╔══

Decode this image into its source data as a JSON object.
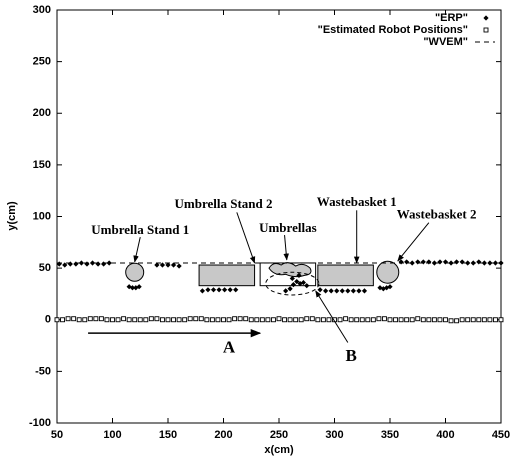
{
  "chart_data": {
    "type": "scatter",
    "xlabel": "x(cm)",
    "ylabel": "y(cm)",
    "xlim": [
      50,
      450
    ],
    "ylim": [
      -100,
      300
    ],
    "xticks": [
      50,
      100,
      150,
      200,
      250,
      300,
      350,
      400,
      450
    ],
    "yticks": [
      -100,
      -50,
      0,
      50,
      100,
      150,
      200,
      250,
      300
    ],
    "legend": "top-right",
    "series": [
      {
        "name": "\"ERP\"",
        "color": "#000000",
        "marker": "diamond",
        "x": [
          52,
          57,
          62,
          67,
          72,
          77,
          82,
          87,
          92,
          97,
          115,
          118,
          121,
          124,
          140,
          145,
          150,
          155,
          160,
          181,
          186,
          191,
          196,
          201,
          206,
          211,
          256,
          260,
          263,
          266,
          269,
          272,
          275,
          262,
          268,
          287,
          292,
          297,
          302,
          307,
          312,
          317,
          322,
          327,
          341,
          344,
          347,
          350,
          360,
          365,
          370,
          375,
          380,
          385,
          390,
          395,
          400,
          405,
          410,
          415,
          420,
          425,
          430,
          435,
          440,
          445,
          450
        ],
        "values": [
          54,
          53,
          54,
          54,
          55,
          54,
          55,
          54,
          54,
          55,
          32,
          31,
          31,
          32,
          53,
          53,
          53,
          53,
          52,
          28,
          29,
          29,
          29,
          29,
          29,
          29,
          28,
          30,
          34,
          37,
          35,
          36,
          33,
          40,
          43,
          29,
          28,
          28,
          28,
          28,
          28,
          28,
          28,
          28,
          31,
          30,
          31,
          32,
          56,
          56,
          55,
          56,
          56,
          56,
          55,
          56,
          56,
          55,
          56,
          56,
          55,
          55,
          56,
          55,
          55,
          55,
          55
        ]
      },
      {
        "name": "\"Estimated Robot Positions\"",
        "color": "#000000",
        "marker": "square",
        "x": [
          50,
          55,
          60,
          65,
          70,
          75,
          80,
          85,
          90,
          95,
          100,
          105,
          110,
          115,
          120,
          125,
          130,
          135,
          140,
          145,
          150,
          155,
          160,
          165,
          170,
          175,
          180,
          185,
          190,
          195,
          200,
          205,
          210,
          215,
          220,
          225,
          230,
          235,
          240,
          245,
          250,
          255,
          260,
          265,
          270,
          275,
          280,
          285,
          290,
          295,
          300,
          305,
          310,
          315,
          320,
          325,
          330,
          335,
          340,
          345,
          350,
          355,
          360,
          365,
          370,
          375,
          380,
          385,
          390,
          395,
          400,
          405,
          410,
          415,
          420,
          425,
          430,
          435,
          440,
          445,
          450
        ],
        "values": [
          0,
          0,
          1,
          1,
          0,
          0,
          1,
          1,
          1,
          0,
          0,
          0,
          1,
          0,
          0,
          0,
          0,
          1,
          1,
          0,
          0,
          0,
          0,
          0,
          1,
          1,
          1,
          0,
          0,
          0,
          0,
          0,
          1,
          1,
          1,
          0,
          0,
          0,
          0,
          0,
          1,
          0,
          0,
          0,
          0,
          1,
          1,
          0,
          0,
          0,
          0,
          0,
          1,
          0,
          0,
          0,
          0,
          0,
          1,
          1,
          0,
          0,
          0,
          0,
          0,
          1,
          0,
          0,
          0,
          0,
          0,
          -1,
          -1,
          0,
          0,
          0,
          0,
          0,
          0,
          0,
          0
        ]
      },
      {
        "name": "\"WVEM\"",
        "color": "#000000",
        "marker": "none",
        "dash": true,
        "x": [
          50,
          450
        ],
        "values": [
          55,
          55
        ]
      }
    ],
    "annotations": [
      "Umbrella Stand 1",
      "Umbrella Stand 2",
      "Umbrellas",
      "Wastebasket 1",
      "Wastebasket 2",
      "A",
      "B"
    ]
  }
}
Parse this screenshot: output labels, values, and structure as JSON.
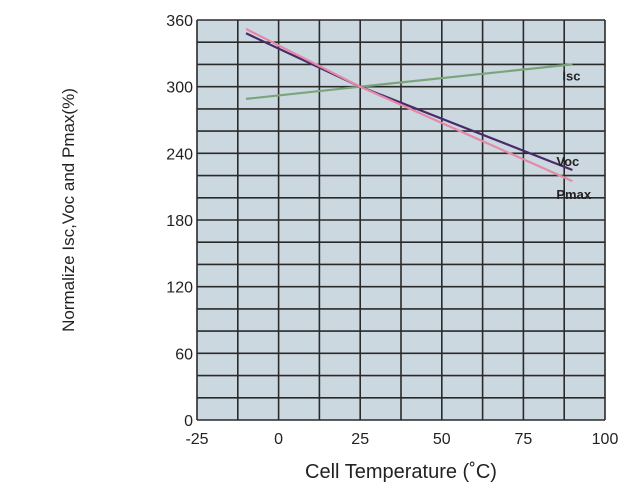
{
  "chart_data": {
    "type": "line",
    "title": "",
    "xlabel": "Cell Temperature (˚C)",
    "ylabel": "Normalize Isc,Voc and Pmax(%)",
    "xlim": [
      -25,
      100
    ],
    "ylim": [
      0,
      360
    ],
    "x_ticks": [
      -25,
      0,
      25,
      50,
      75,
      100
    ],
    "y_ticks": [
      0,
      60,
      120,
      180,
      240,
      300,
      360
    ],
    "x_minor_step": 12.5,
    "y_minor_step": 20,
    "grid": true,
    "colors": {
      "plot_bg": "#ccd8e0",
      "grid": "#2a2a2a",
      "Isc": "#7aa57a",
      "Voc": "#4a2a6a",
      "Pmax": "#e28aa8"
    },
    "series": [
      {
        "name": "Isc",
        "x": [
          -10,
          25,
          90
        ],
        "y": [
          289,
          300,
          320
        ]
      },
      {
        "name": "Voc",
        "x": [
          -10,
          25,
          90
        ],
        "y": [
          348,
          300,
          225
        ]
      },
      {
        "name": "Pmax",
        "x": [
          -10,
          25,
          90
        ],
        "y": [
          352,
          300,
          215
        ]
      }
    ]
  }
}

╚══

Written task:
Transcribe the full listing above exactly, with the images removed.

Reply:
Decode this image into its source data as a JSON object.
{
  "chart_data": {
    "type": "scatter",
    "xlabel": "x(cm)",
    "ylabel": "y(cm)",
    "xlim": [
      50,
      450
    ],
    "ylim": [
      -100,
      300
    ],
    "xticks": [
      50,
      100,
      150,
      200,
      250,
      300,
      350,
      400,
      450
    ],
    "yticks": [
      -100,
      -50,
      0,
      50,
      100,
      150,
      200,
      250,
      300
    ],
    "legend": "top-right",
    "series": [
      {
        "name": "\"ERP\"",
        "color": "#000000",
        "marker": "diamond",
        "x": [
          52,
          57,
          62,
          67,
          72,
          77,
          82,
          87,
          92,
          97,
          115,
          118,
          121,
          124,
          140,
          145,
          150,
          155,
          160,
          181,
          186,
          191,
          196,
          201,
          206,
          211,
          256,
          260,
          263,
          266,
          269,
          272,
          275,
          262,
          268,
          287,
          292,
          297,
          302,
          307,
          312,
          317,
          322,
          327,
          341,
          344,
          347,
          350,
          360,
          365,
          370,
          375,
          380,
          385,
          390,
          395,
          400,
          405,
          410,
          415,
          420,
          425,
          430,
          435,
          440,
          445,
          450
        ],
        "values": [
          54,
          53,
          54,
          54,
          55,
          54,
          55,
          54,
          54,
          55,
          32,
          31,
          31,
          32,
          53,
          53,
          53,
          53,
          52,
          28,
          29,
          29,
          29,
          29,
          29,
          29,
          28,
          30,
          34,
          37,
          35,
          36,
          33,
          40,
          43,
          29,
          28,
          28,
          28,
          28,
          28,
          28,
          28,
          28,
          31,
          30,
          31,
          32,
          56,
          56,
          55,
          56,
          56,
          56,
          55,
          56,
          56,
          55,
          56,
          56,
          55,
          55,
          56,
          55,
          55,
          55,
          55
        ]
      },
      {
        "name": "\"Estimated Robot Positions\"",
        "color": "#000000",
        "marker": "square",
        "x": [
          50,
          55,
          60,
          65,
          70,
          75,
          80,
          85,
          90,
          95,
          100,
          105,
          110,
          115,
          120,
          125,
          130,
          135,
          140,
          145,
          150,
          155,
          160,
          165,
          170,
          175,
          180,
          185,
          190,
          195,
          200,
          205,
          210,
          215,
          220,
          225,
          230,
          235,
          240,
          245,
          250,
          255,
          260,
          265,
          270,
          275,
          280,
          285,
          290,
          295,
          300,
          305,
          310,
          315,
          320,
          325,
          330,
          335,
          340,
          345,
          350,
          355,
          360,
          365,
          370,
          375,
          380,
          385,
          390,
          395,
          400,
          405,
          410,
          415,
          420,
          425,
          430,
          435,
          440,
          445,
          450
        ],
        "values": [
          0,
          0,
          1,
          1,
          0,
          0,
          1,
          1,
          1,
          0,
          0,
          0,
          1,
          0,
          0,
          0,
          0,
          1,
          1,
          0,
          0,
          0,
          0,
          0,
          1,
          1,
          1,
          0,
          0,
          0,
          0,
          0,
          1,
          1,
          1,
          0,
          0,
          0,
          0,
          0,
          1,
          0,
          0,
          0,
          0,
          1,
          1,
          0,
          0,
          0,
          0,
          0,
          1,
          0,
          0,
          0,
          0,
          0,
          1,
          1,
          0,
          0,
          0,
          0,
          0,
          1,
          0,
          0,
          0,
          0,
          0,
          -1,
          -1,
          0,
          0,
          0,
          0,
          0,
          0,
          0,
          0
        ]
      },
      {
        "name": "\"WVEM\"",
        "color": "#000000",
        "marker": "none",
        "dash": true,
        "x": [
          50,
          450
        ],
        "values": [
          55,
          55
        ]
      }
    ],
    "annotations": [
      "Umbrella Stand 1",
      "Umbrella Stand 2",
      "Umbrellas",
      "Wastebasket 1",
      "Wastebasket 2",
      "A",
      "B"
    ]
  }
}
Parse this screenshot: output labels, values, and structure as JSON.
{
  "chart_data": {
    "type": "line",
    "title": "",
    "xlabel": "Cell Temperature (˚C)",
    "ylabel": "Normalize Isc,Voc and Pmax(%)",
    "xlim": [
      -25,
      100
    ],
    "ylim": [
      0,
      360
    ],
    "x_ticks": [
      -25,
      0,
      25,
      50,
      75,
      100
    ],
    "y_ticks": [
      0,
      60,
      120,
      180,
      240,
      300,
      360
    ],
    "x_minor_step": 12.5,
    "y_minor_step": 20,
    "grid": true,
    "colors": {
      "plot_bg": "#ccd8e0",
      "grid": "#2a2a2a",
      "Isc": "#7aa57a",
      "Voc": "#4a2a6a",
      "Pmax": "#e28aa8"
    },
    "series": [
      {
        "name": "Isc",
        "x": [
          -10,
          25,
          90
        ],
        "y": [
          289,
          300,
          320
        ]
      },
      {
        "name": "Voc",
        "x": [
          -10,
          25,
          90
        ],
        "y": [
          348,
          300,
          225
        ]
      },
      {
        "name": "Pmax",
        "x": [
          -10,
          25,
          90
        ],
        "y": [
          352,
          300,
          215
        ]
      }
    ]
  }
}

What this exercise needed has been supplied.